2. Exploration des bassins sédimentaires et production des hydrocarbures : outils et verrous
p. 86-88
Texte intégral
1L’interface entre la terre solide et ses enveloppes fluides est une limite unique dans le système solaire où opère une extraordinaire machinerie concentrant le carbone. En captant l’énergie des photons solaires, les cellules chlorophylliennes transforment le CO2 atmosphérique, qui provient à l’origine du dégazage de la planète, en longues chaînes carbonées. L’énergie ainsi fossilisée au sein des liaisons C-C ne se conserve que si la biomasse produite est préservée de l’oxydation*. Seul l’enfouissement au sein des sédiments* produits par l’érosion des continents préserve la biomasse de l’oxydation. Les sédiments s’accumulent dans des réceptacles, les bassins sédimentaires, dont la naissance, la croissance et l’inversion en systèmes montagneux sont régies par la tectonique des plaques*.
2Les intérêts de la recherche académique et industrielle convergent vers la compréhension du fonctionnement de certains systèmes pétroliers aujourd’hui en pleine phase d’exploration. Le meilleur exemple est celui du domaine des marges passives distales dont la nature et l’origine étaient pratiquement inconnues il y a 20 ans.
Tectonique des plaques et bassins sédimentaires
3Quand deux plaques continentales entrent en collision, l’une chevauche l’autre et s’élève pour former une chaîne de montagne. Celle qui s’enfonce fléchit sous la charge et un bassin allongé se creuse au pied des reliefs. Ces bassins dits « flexuraux » sont présents au front de toutes les chaînes de montagne du monde. Particulièrement développés le long de la chaîne alpine, de Gibraltar à l’Himalaya, ils occupent une grande partie du Moyen-Orient dont ils font la richesse. Leur exploration pétrolière méthodique suppose des recherches académiques en amont sur l’architecture des systèmes montagneux, sur les relations entre le climat, l’érosion et la sédimentation ou sur la structure profonde de la croûte terrestre et du manteau supérieur.
4À côté des bassins en système compressif, on trouve les bassins extensifs où s’initie progressivement la rupture des plaques lithosphériques. En mer, il s’agit des marges passives conjuguées des océans. L’exploration et l’exploitation des marges proches des côtes utilisent les techniques du domaine continental conventionnel émergé. Les problèmes se posent différemment lorsque l’on passe dans l’offshore profond, à plus de 300 km des côtes et par 4 000 m de fond. Les verrous y sont à la fois technologiques et conceptuels.

Le problème:
Pourriez-vous poursuivre le texte sur les bassins sédimentaires et l'exploration pétrolière à partir de sa dernière phrase ?

Matériel fourni:
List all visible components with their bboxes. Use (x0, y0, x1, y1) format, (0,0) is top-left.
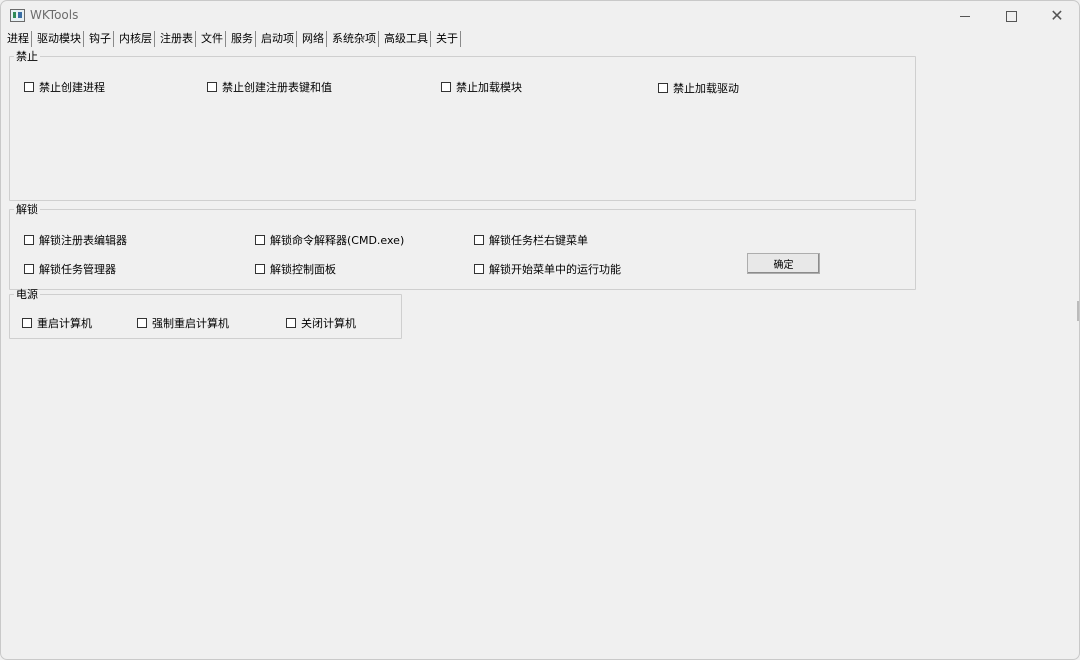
prohibit-group: 禁止 (9, 51, 916, 201)
power-group: 电源 (9, 289, 402, 339)
checkbox-box[interactable] (137, 318, 147, 328)
tab-services[interactable]: 服务 (229, 31, 256, 47)
close-icon: ✕ (1050, 6, 1064, 25)
unlock-group: 解锁 (9, 204, 916, 290)
checkbox-box[interactable] (658, 83, 668, 93)
tab-about[interactable]: 关于 (434, 31, 461, 47)
prohibit-create-process-checkbox[interactable]: 禁止创建进程 (24, 79, 105, 95)
app-icon (10, 9, 25, 22)
maximize-button[interactable] (988, 1, 1034, 31)
unlock-cmd-checkbox[interactable]: 解锁命令解释器(CMD.exe) (255, 232, 404, 248)
checkbox-box[interactable] (207, 82, 217, 92)
minimize-button[interactable] (942, 1, 988, 31)
checkbox-box[interactable] (24, 264, 34, 274)
power-group-title: 电源 (16, 288, 38, 301)
checkbox-label: 禁止创建进程 (39, 81, 105, 94)
force-restart-checkbox[interactable]: 强制重启计算机 (137, 315, 229, 331)
resize-edge[interactable] (1077, 301, 1079, 321)
checkbox-box[interactable] (24, 235, 34, 245)
window-title: WKTools (30, 8, 79, 22)
tab-advanced-tools[interactable]: 高级工具 (382, 31, 431, 47)
prohibit-group-title: 禁止 (16, 50, 38, 63)
checkbox-box[interactable] (474, 235, 484, 245)
checkbox-label: 禁止加载驱动 (673, 82, 739, 95)
checkbox-label: 重启计算机 (37, 317, 92, 330)
checkbox-box[interactable] (286, 318, 296, 328)
unlock-regedit-checkbox[interactable]: 解锁注册表编辑器 (24, 232, 127, 248)
checkbox-box[interactable] (255, 264, 265, 274)
checkbox-label: 解锁任务管理器 (39, 263, 116, 276)
tab-network[interactable]: 网络 (300, 31, 327, 47)
tab-bar: 进程 驱动模块 钩子 内核层 注册表 文件 服务 启动项 网络 系统杂项 高级工具 关于 (5, 31, 464, 49)
checkbox-box[interactable] (441, 82, 451, 92)
unlock-start-run-checkbox[interactable]: 解锁开始菜单中的运行功能 (474, 261, 621, 277)
unlock-group-title: 解锁 (16, 203, 38, 216)
checkbox-label: 强制重启计算机 (152, 317, 229, 330)
checkbox-label: 禁止创建注册表键和值 (222, 81, 332, 94)
tab-files[interactable]: 文件 (199, 31, 226, 47)
restart-computer-checkbox[interactable]: 重启计算机 (22, 315, 92, 331)
confirm-button[interactable]: 确定 (747, 253, 820, 274)
prohibit-create-registry-checkbox[interactable]: 禁止创建注册表键和值 (207, 79, 332, 95)
app-window: WKTools ✕ 进程 驱动模块 钩子 内核层 注册表 文件 服务 启动项 网络 系统杂项 高级工… (0, 0, 1080, 660)
unlock-control-panel-checkbox[interactable]: 解锁控制面板 (255, 261, 336, 277)
checkbox-label: 解锁任务栏右键菜单 (489, 234, 588, 247)
checkbox-label: 关闭计算机 (301, 317, 356, 330)
checkbox-label: 解锁开始菜单中的运行功能 (489, 263, 621, 276)
tab-startup[interactable]: 启动项 (259, 31, 297, 47)
prohibit-load-module-checkbox[interactable]: 禁止加载模块 (441, 79, 522, 95)
tab-system-misc[interactable]: 系统杂项 (330, 31, 379, 47)
prohibit-load-driver-checkbox[interactable]: 禁止加载驱动 (658, 80, 739, 96)
minimize-icon (960, 15, 970, 17)
checkbox-box[interactable] (24, 82, 34, 92)
maximize-icon (1005, 10, 1017, 22)
tab-hooks[interactable]: 钩子 (87, 31, 114, 47)
checkbox-label: 解锁控制面板 (270, 263, 336, 276)
checkbox-label: 禁止加载模块 (456, 81, 522, 94)
tab-driver-modules[interactable]: 驱动模块 (35, 31, 84, 47)
close-button[interactable]: ✕ (1034, 1, 1079, 31)
shutdown-computer-checkbox[interactable]: 关闭计算机 (286, 315, 356, 331)
tab-kernel[interactable]: 内核层 (117, 31, 155, 47)
tab-registry[interactable]: 注册表 (158, 31, 196, 47)
checkbox-box[interactable] (474, 264, 484, 274)
unlock-task-manager-checkbox[interactable]: 解锁任务管理器 (24, 261, 116, 277)
tab-process[interactable]: 进程 (5, 31, 32, 47)
unlock-taskbar-menu-checkbox[interactable]: 解锁任务栏右键菜单 (474, 232, 588, 248)
checkbox-label: 解锁注册表编辑器 (39, 234, 127, 247)
checkbox-box[interactable] (255, 235, 265, 245)
title-bar: WKTools ✕ (1, 1, 1079, 31)
checkbox-box[interactable] (22, 318, 32, 328)
checkbox-label: 解锁命令解释器(CMD.exe) (270, 234, 405, 247)
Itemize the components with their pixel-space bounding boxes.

Réponse attendue:
5L’offshore profond correspond au domaine de transition entre la croûte continentale amincie et la nouvelle croûte océanique. Il est aujourd’hui l’objet de programmes très ciblés. Cet immense domaine est presque totalement inaccessible à l’observation directe et échappe pour une grande partie à l’échantillonnage par carottage. Il comprend toutes les marges de l’océan Atlantique, de l’Arctique et une grande partie des marges indiennes et australiennes. S’y ajoutent les marges du continent Antarctique, encore protégées par le moratoire du protocole de Madrid dont la virginité est assurée pour une période de 50 ans depuis 2005, indéfiniment renouvelable.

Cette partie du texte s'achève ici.